A block of data
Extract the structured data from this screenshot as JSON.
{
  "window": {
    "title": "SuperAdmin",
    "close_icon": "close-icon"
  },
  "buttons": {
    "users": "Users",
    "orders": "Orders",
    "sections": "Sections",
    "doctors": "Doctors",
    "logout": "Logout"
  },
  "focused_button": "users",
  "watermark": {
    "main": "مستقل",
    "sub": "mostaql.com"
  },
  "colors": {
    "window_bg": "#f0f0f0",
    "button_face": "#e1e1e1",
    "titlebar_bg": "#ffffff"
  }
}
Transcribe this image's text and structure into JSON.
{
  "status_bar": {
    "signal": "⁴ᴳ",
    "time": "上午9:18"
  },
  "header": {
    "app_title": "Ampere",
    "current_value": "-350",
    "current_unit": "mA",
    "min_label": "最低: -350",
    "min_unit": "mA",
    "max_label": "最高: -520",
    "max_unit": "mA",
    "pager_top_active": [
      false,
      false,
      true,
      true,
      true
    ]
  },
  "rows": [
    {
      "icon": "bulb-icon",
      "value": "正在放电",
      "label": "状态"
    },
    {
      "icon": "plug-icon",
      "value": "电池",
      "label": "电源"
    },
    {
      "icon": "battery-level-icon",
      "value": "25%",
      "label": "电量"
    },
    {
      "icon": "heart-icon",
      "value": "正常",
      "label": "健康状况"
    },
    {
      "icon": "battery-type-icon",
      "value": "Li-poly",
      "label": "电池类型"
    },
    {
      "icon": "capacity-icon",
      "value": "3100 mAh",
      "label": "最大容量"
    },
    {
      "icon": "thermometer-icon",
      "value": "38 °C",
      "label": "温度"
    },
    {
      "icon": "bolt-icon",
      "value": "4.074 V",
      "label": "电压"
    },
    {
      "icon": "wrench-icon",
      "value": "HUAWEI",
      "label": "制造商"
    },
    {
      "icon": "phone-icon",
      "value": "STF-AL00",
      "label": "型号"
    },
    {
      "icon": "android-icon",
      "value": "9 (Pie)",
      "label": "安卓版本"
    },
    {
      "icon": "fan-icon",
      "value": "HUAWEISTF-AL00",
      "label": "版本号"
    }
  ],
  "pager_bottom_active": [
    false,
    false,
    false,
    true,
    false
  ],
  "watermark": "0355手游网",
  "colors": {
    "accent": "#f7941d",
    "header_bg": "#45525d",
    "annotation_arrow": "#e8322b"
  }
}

OBJECTIVE
Only a number is wanted: how many lines above include "battery"?

OUTPUT BELOW
2